━━━━━ INFORMATION SUPPLIED

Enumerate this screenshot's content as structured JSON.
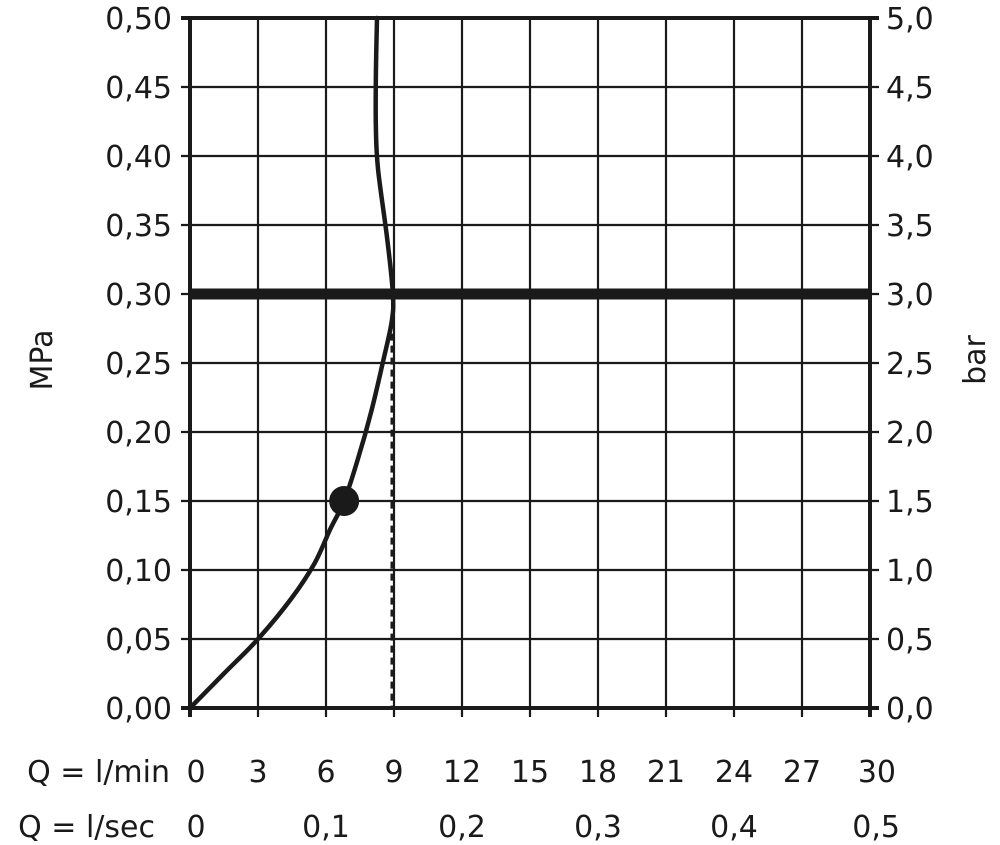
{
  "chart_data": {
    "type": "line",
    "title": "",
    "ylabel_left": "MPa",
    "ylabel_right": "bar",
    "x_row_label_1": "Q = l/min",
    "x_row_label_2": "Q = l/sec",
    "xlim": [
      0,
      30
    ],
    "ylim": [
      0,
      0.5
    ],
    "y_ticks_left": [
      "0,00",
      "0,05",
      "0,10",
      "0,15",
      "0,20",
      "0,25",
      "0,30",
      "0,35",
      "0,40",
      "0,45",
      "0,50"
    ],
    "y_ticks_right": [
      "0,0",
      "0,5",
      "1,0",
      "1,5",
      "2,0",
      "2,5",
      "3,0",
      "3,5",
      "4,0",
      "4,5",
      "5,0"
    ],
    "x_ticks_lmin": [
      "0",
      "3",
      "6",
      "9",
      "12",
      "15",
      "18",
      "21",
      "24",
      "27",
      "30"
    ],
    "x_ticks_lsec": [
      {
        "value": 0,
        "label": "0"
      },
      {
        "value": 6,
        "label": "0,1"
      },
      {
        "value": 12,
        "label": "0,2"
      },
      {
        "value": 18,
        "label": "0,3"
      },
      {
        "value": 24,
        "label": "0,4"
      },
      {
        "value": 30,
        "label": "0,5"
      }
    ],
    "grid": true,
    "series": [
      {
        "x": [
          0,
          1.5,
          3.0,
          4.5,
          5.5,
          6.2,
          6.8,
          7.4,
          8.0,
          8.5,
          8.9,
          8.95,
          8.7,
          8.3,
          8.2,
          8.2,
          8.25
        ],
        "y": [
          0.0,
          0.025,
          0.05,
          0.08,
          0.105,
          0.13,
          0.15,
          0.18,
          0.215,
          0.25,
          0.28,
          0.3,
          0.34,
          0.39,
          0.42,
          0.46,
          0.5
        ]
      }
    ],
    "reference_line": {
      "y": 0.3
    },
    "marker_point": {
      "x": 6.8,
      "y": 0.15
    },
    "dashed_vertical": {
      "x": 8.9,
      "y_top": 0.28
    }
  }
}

━━━━━━━━━━

#### BRIEF:
Extract every line of the records above that contains the word "value".

#### IN RESPONSE:
        "value": 0,
        "value": 6,
        "value": 12,
        "value": 18,
        "value": 24,
        "value": 30,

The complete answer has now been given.